▶ WHAT THE EXERCISE ASKS
Copy out the lines that have "field" in them.

Entries taken from a collection
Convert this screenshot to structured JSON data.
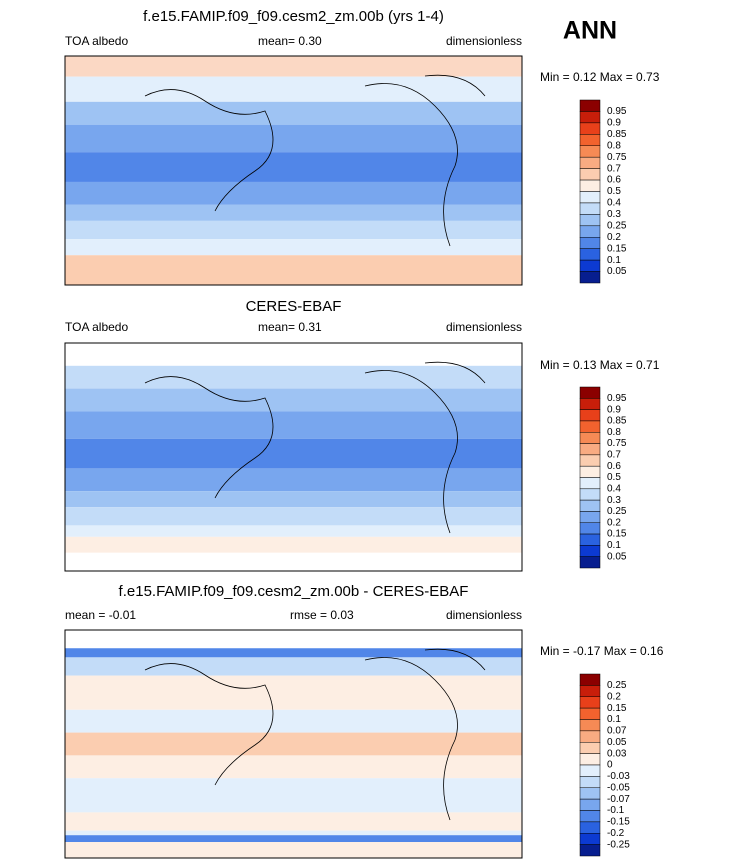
{
  "header": {
    "title": "ANN"
  },
  "panels": [
    {
      "title": "f.e15.FAMIP.f09_f09.cesm2_zm.00b (yrs 1-4)",
      "left": "TOA albedo",
      "center": "mean=  0.30",
      "right": "dimensionless",
      "range": "Min =  0.12 Max =  0.73",
      "colorbar": {
        "labels": [
          "0.95",
          "0.9",
          "0.85",
          "0.8",
          "0.75",
          "0.7",
          "0.6",
          "0.5",
          "0.4",
          "0.3",
          "0.25",
          "0.2",
          "0.15",
          "0.1",
          "0.05"
        ],
        "colors": [
          "#8b0000",
          "#c81e0a",
          "#e8401a",
          "#f2622e",
          "#f68a55",
          "#f9ab82",
          "#fbcdb0",
          "#fdeee3",
          "#e2effc",
          "#c3dcf8",
          "#9ec3f3",
          "#78a6ee",
          "#5186e8",
          "#2a62e0",
          "#0c3ad2",
          "#071e8f"
        ]
      }
    },
    {
      "title": "CERES-EBAF",
      "left": "TOA albedo",
      "center": "mean=  0.31",
      "right": "dimensionless",
      "range": "Min =  0.13 Max =  0.71",
      "colorbar": {
        "labels": [
          "0.95",
          "0.9",
          "0.85",
          "0.8",
          "0.75",
          "0.7",
          "0.6",
          "0.5",
          "0.4",
          "0.3",
          "0.25",
          "0.2",
          "0.15",
          "0.1",
          "0.05"
        ],
        "colors": [
          "#8b0000",
          "#c81e0a",
          "#e8401a",
          "#f2622e",
          "#f68a55",
          "#f9ab82",
          "#fbcdb0",
          "#fdeee3",
          "#e2effc",
          "#c3dcf8",
          "#9ec3f3",
          "#78a6ee",
          "#5186e8",
          "#2a62e0",
          "#0c3ad2",
          "#071e8f"
        ]
      }
    },
    {
      "title": "f.e15.FAMIP.f09_f09.cesm2_zm.00b - CERES-EBAF",
      "left": "mean =  -0.01",
      "center": "rmse =  0.03",
      "right": "dimensionless",
      "range": "Min =  -0.17 Max =  0.16",
      "colorbar": {
        "labels": [
          "0.25",
          "0.2",
          "0.15",
          "0.1",
          "0.07",
          "0.05",
          "0.03",
          "0",
          "-0.03",
          "-0.05",
          "-0.07",
          "-0.1",
          "-0.15",
          "-0.2",
          "-0.25"
        ],
        "colors": [
          "#8b0000",
          "#c81e0a",
          "#e8401a",
          "#f2622e",
          "#f68a55",
          "#f9ab82",
          "#fbcdb0",
          "#fdeee3",
          "#e2effc",
          "#c3dcf8",
          "#9ec3f3",
          "#78a6ee",
          "#5186e8",
          "#2a62e0",
          "#0c3ad2",
          "#071e8f"
        ]
      }
    }
  ]
}
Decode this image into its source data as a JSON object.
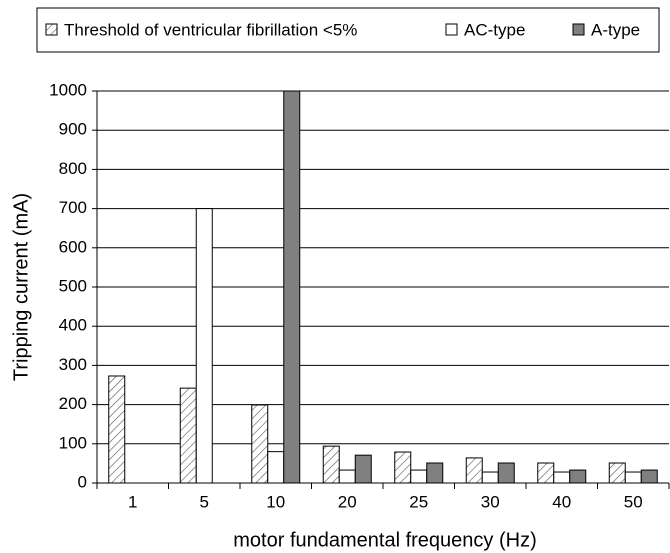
{
  "chart_data": {
    "type": "bar",
    "xlabel": "motor fundamental frequency (Hz)",
    "ylabel": "Tripping current (mA)",
    "categories": [
      "1",
      "5",
      "10",
      "20",
      "25",
      "30",
      "40",
      "50"
    ],
    "series": [
      {
        "name": "Threshold of ventricular fibrillation <5%",
        "color": "#ffffff",
        "hatch": true,
        "values": [
          273,
          242,
          199,
          94,
          79,
          64,
          51,
          51
        ]
      },
      {
        "name": "AC-type",
        "color": "#ffffff",
        "hatch": false,
        "values": [
          null,
          700,
          80,
          33,
          33,
          28,
          28,
          28
        ]
      },
      {
        "name": "A-type",
        "color": "#808080",
        "hatch": false,
        "values": [
          null,
          null,
          1000,
          71,
          51,
          51,
          33,
          33
        ]
      }
    ],
    "ylim": [
      0,
      1000
    ],
    "yticks": [
      0,
      100,
      200,
      300,
      400,
      500,
      600,
      700,
      800,
      900,
      1000
    ],
    "grid": true,
    "legend": "top"
  }
}
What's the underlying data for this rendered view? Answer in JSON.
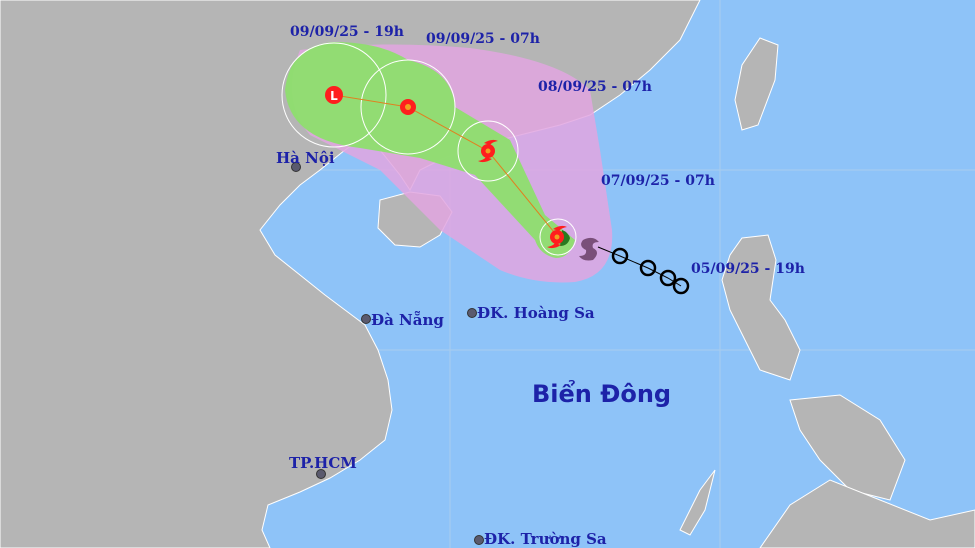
{
  "map": {
    "colors": {
      "ocean": "#8ec3f8",
      "land": "#b5b5b5",
      "border": "#ffffff",
      "cone_outer": "#e2a6e0",
      "cone_inner": "#8ede6e",
      "storm_marker": "#ff1e1e",
      "label": "#1d22a8"
    },
    "forecast_points": [
      {
        "time": "07/09/25 - 07h",
        "icon": "typhoon-icon"
      },
      {
        "time": "08/09/25 - 07h",
        "icon": "typhoon-icon"
      },
      {
        "time": "09/09/25 - 07h",
        "icon": "tropical-depression-icon"
      },
      {
        "time": "09/09/25 - 19h",
        "icon": "low-pressure-icon",
        "marker_text": "L"
      }
    ],
    "past_track_start": "05/09/25 - 19h",
    "places": [
      {
        "name": "Hà Nội"
      },
      {
        "name": "Đà Nẵng"
      },
      {
        "name": "ĐK. Hoàng Sa"
      },
      {
        "name": "TP.HCM"
      },
      {
        "name": "ĐK. Trường Sa"
      }
    ],
    "sea_name": "Biển Đông"
  }
}
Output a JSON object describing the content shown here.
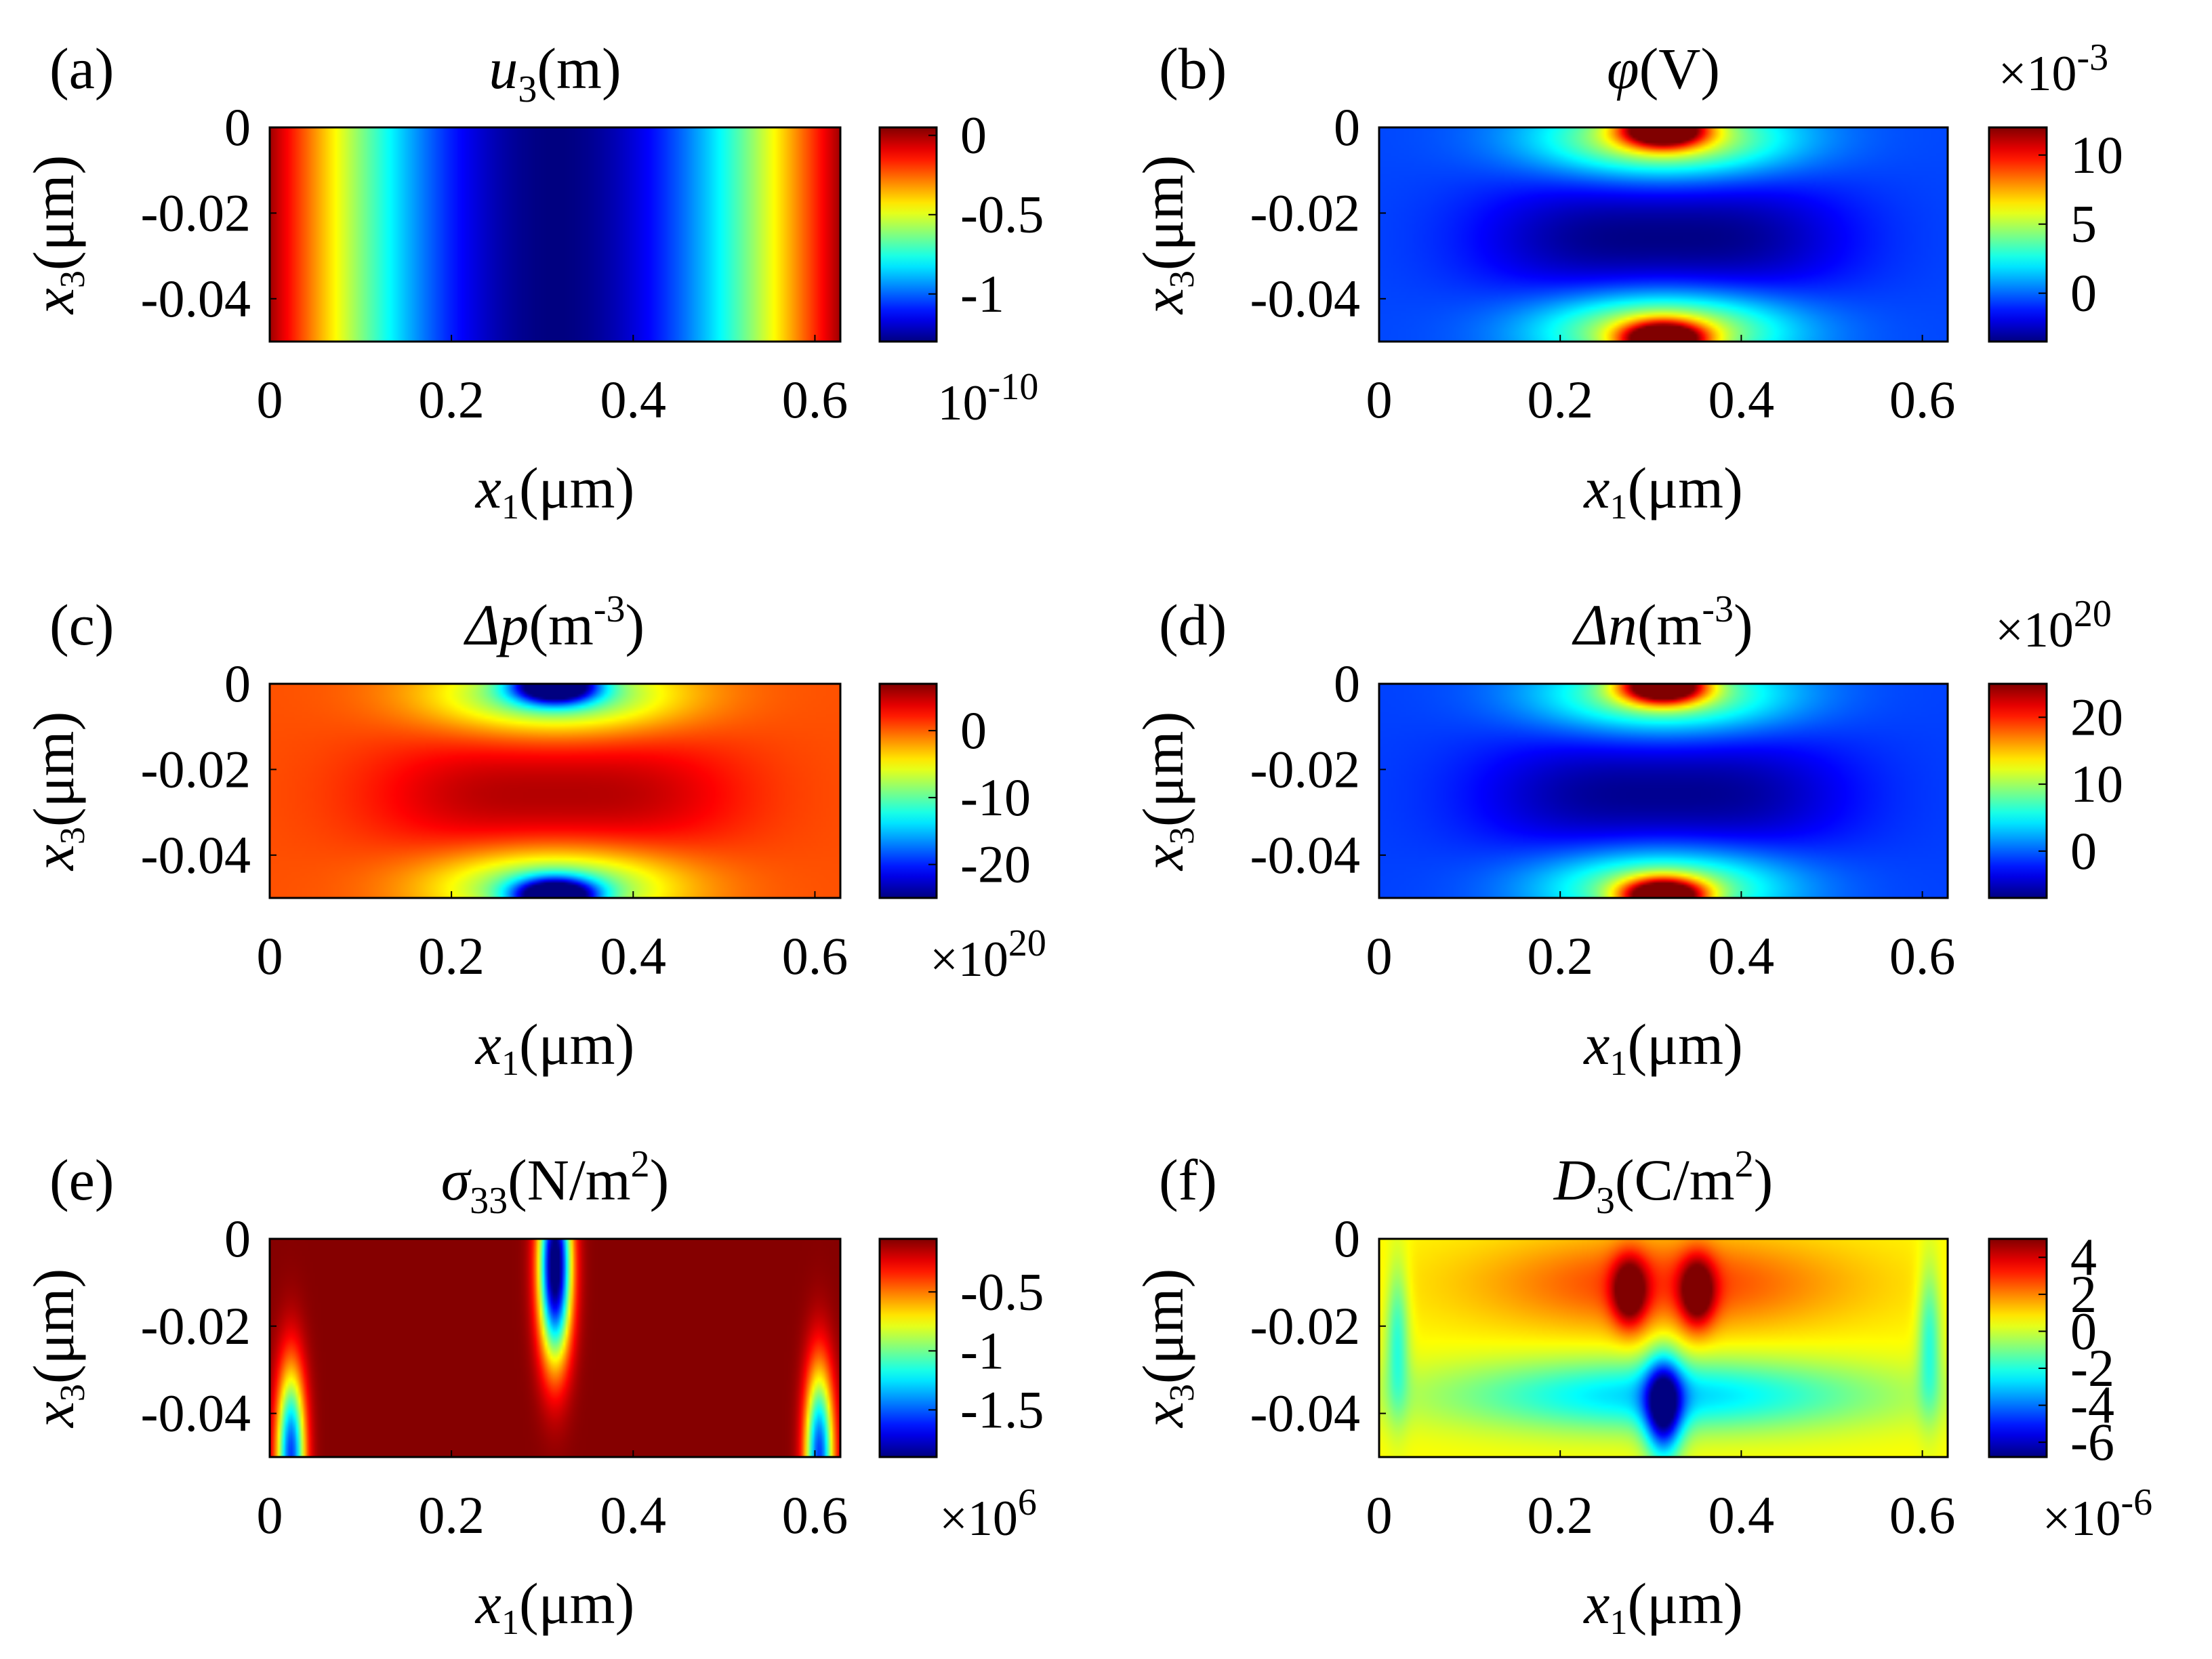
{
  "colormap": "jet",
  "colors": {
    "jet": [
      "#00008f",
      "#0000ff",
      "#00ffff",
      "#ffff00",
      "#ff0000",
      "#800000"
    ],
    "background": "#ffffff",
    "axes_frame": "#000000"
  },
  "chart_data": [
    {
      "type": "heatmap",
      "panel_label": "(a)",
      "title": {
        "main": "u",
        "sub": "3",
        "sup": "",
        "after": "(m)"
      },
      "xlabel": {
        "main": "x",
        "sub": "1",
        "after": "(μm)"
      },
      "ylabel": {
        "main": "x",
        "sub": "3",
        "after": "(μm)"
      },
      "xlim": [
        0,
        0.628
      ],
      "ylim": [
        -0.05,
        0
      ],
      "x_ticks": [
        "0",
        "0.2",
        "0.4",
        "0.6"
      ],
      "x_tick_values": [
        0,
        0.2,
        0.4,
        0.6
      ],
      "y_ticks": [
        "0",
        "-0.02",
        "-0.04"
      ],
      "y_tick_values": [
        0,
        -0.02,
        -0.04
      ],
      "colorbar": {
        "ticks": [
          "0",
          "-0.5",
          "-1"
        ],
        "values": [
          0,
          -0.5,
          -1
        ],
        "range": [
          -1.3,
          0.05
        ],
        "exponent": {
          "base": "10",
          "power": "-10"
        }
      },
      "field": "u3",
      "notes": "Vertical bands: 0 at left/right edges, minimum about -1.3e-10 m at x1 = 0.314 um"
    },
    {
      "type": "heatmap",
      "panel_label": "(b)",
      "title": {
        "main": "φ",
        "sub": "",
        "sup": "",
        "after": "(V)"
      },
      "xlabel": {
        "main": "x",
        "sub": "1",
        "after": "(μm)"
      },
      "ylabel": {
        "main": "x",
        "sub": "3",
        "after": "(μm)"
      },
      "xlim": [
        0,
        0.628
      ],
      "ylim": [
        -0.05,
        0
      ],
      "x_ticks": [
        "0",
        "0.2",
        "0.4",
        "0.6"
      ],
      "x_tick_values": [
        0,
        0.2,
        0.4,
        0.6
      ],
      "y_ticks": [
        "0",
        "-0.02",
        "-0.04"
      ],
      "y_tick_values": [
        0,
        -0.02,
        -0.04
      ],
      "colorbar": {
        "ticks": [
          "10",
          "5",
          "0"
        ],
        "values": [
          10,
          5,
          0
        ],
        "range": [
          -3.5,
          12
        ],
        "exponent": {
          "base": "×10",
          "power": "-3"
        }
      },
      "field": "phi",
      "notes": "Hot spots at top and bottom edges near x1 = 0.314 um; minimum lobes at depth -0.025 um"
    },
    {
      "type": "heatmap",
      "panel_label": "(c)",
      "title": {
        "main": "Δp",
        "sub": "",
        "sup": "-3",
        "after": "(m",
        "close": ")"
      },
      "xlabel": {
        "main": "x",
        "sub": "1",
        "after": "(μm)"
      },
      "ylabel": {
        "main": "x",
        "sub": "3",
        "after": "(μm)"
      },
      "xlim": [
        0,
        0.628
      ],
      "ylim": [
        -0.05,
        0
      ],
      "x_ticks": [
        "0",
        "0.2",
        "0.4",
        "0.6"
      ],
      "x_tick_values": [
        0,
        0.2,
        0.4,
        0.6
      ],
      "y_ticks": [
        "0",
        "-0.02",
        "-0.04"
      ],
      "y_tick_values": [
        0,
        -0.02,
        -0.04
      ],
      "colorbar": {
        "ticks": [
          "0",
          "-10",
          "-20"
        ],
        "values": [
          0,
          -10,
          -20
        ],
        "range": [
          -25,
          7
        ],
        "exponent": {
          "base": "×10",
          "power": "20"
        }
      },
      "field": "dp",
      "notes": "Mostly positive; strong negative spots at top and bottom edges near center"
    },
    {
      "type": "heatmap",
      "panel_label": "(d)",
      "title": {
        "main": "Δn",
        "sub": "",
        "sup": "-3",
        "after": "(m",
        "close": ")"
      },
      "xlabel": {
        "main": "x",
        "sub": "1",
        "after": "(μm)"
      },
      "ylabel": {
        "main": "x",
        "sub": "3",
        "after": "(μm)"
      },
      "xlim": [
        0,
        0.628
      ],
      "ylim": [
        -0.05,
        0
      ],
      "x_ticks": [
        "0",
        "0.2",
        "0.4",
        "0.6"
      ],
      "x_tick_values": [
        0,
        0.2,
        0.4,
        0.6
      ],
      "y_ticks": [
        "0",
        "-0.02",
        "-0.04"
      ],
      "y_tick_values": [
        0,
        -0.02,
        -0.04
      ],
      "colorbar": {
        "ticks": [
          "20",
          "10",
          "0"
        ],
        "values": [
          20,
          10,
          0
        ],
        "range": [
          -7,
          25
        ],
        "exponent": {
          "base": "×10",
          "power": "20"
        }
      },
      "field": "dn",
      "notes": "Mirror of Δp: hot spots at top and bottom edges near center"
    },
    {
      "type": "heatmap",
      "panel_label": "(e)",
      "title": {
        "main": "σ",
        "sub": "33",
        "sup": "2",
        "after": "(N/m",
        "close": ")"
      },
      "xlabel": {
        "main": "x",
        "sub": "1",
        "after": "(μm)"
      },
      "ylabel": {
        "main": "x",
        "sub": "3",
        "after": "(μm)"
      },
      "xlim": [
        0,
        0.628
      ],
      "ylim": [
        -0.05,
        0
      ],
      "x_ticks": [
        "0",
        "0.2",
        "0.4",
        "0.6"
      ],
      "x_tick_values": [
        0,
        0.2,
        0.4,
        0.6
      ],
      "y_ticks": [
        "0",
        "-0.02",
        "-0.04"
      ],
      "y_tick_values": [
        0,
        -0.02,
        -0.04
      ],
      "colorbar": {
        "ticks": [
          "-0.5",
          "-1",
          "-1.5"
        ],
        "values": [
          -0.5,
          -1,
          -1.5
        ],
        "range": [
          -1.9,
          -0.05
        ],
        "exponent": {
          "base": "×10",
          "power": "6"
        }
      },
      "field": "s33",
      "notes": "Nearly uniform maximum; narrow vertical negative plume from the top at x1 = 0.314 um and small plumes at the bottom corners"
    },
    {
      "type": "heatmap",
      "panel_label": "(f)",
      "title": {
        "main": "D",
        "sub": "3",
        "sup": "2",
        "after": "(C/m",
        "close": ")"
      },
      "xlabel": {
        "main": "x",
        "sub": "1",
        "after": "(μm)"
      },
      "ylabel": {
        "main": "x",
        "sub": "3",
        "after": "(μm)"
      },
      "xlim": [
        0,
        0.628
      ],
      "ylim": [
        -0.05,
        0
      ],
      "x_ticks": [
        "0",
        "0.2",
        "0.4",
        "0.6"
      ],
      "x_tick_values": [
        0,
        0.2,
        0.4,
        0.6
      ],
      "y_ticks": [
        "0",
        "-0.02",
        "-0.04"
      ],
      "y_tick_values": [
        0,
        -0.02,
        -0.04
      ],
      "colorbar": {
        "ticks": [
          "4",
          "2",
          "0",
          "-2",
          "-4",
          "-6"
        ],
        "values": [
          4,
          2,
          0,
          -2,
          -4,
          -6
        ],
        "range": [
          -6.8,
          5
        ],
        "exponent": {
          "base": "×10",
          "power": "-6"
        }
      },
      "field": "d3",
      "notes": "Positive band in the upper half, two strong maxima beside center near the top, negative plume in the lower center"
    }
  ]
}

▶ PROBLEM SOLUTION
      "field": "u3",
      "field": "phi",
      "field": "dp",
      "field": "dn",
      "field": "s33",
      "field": "d3",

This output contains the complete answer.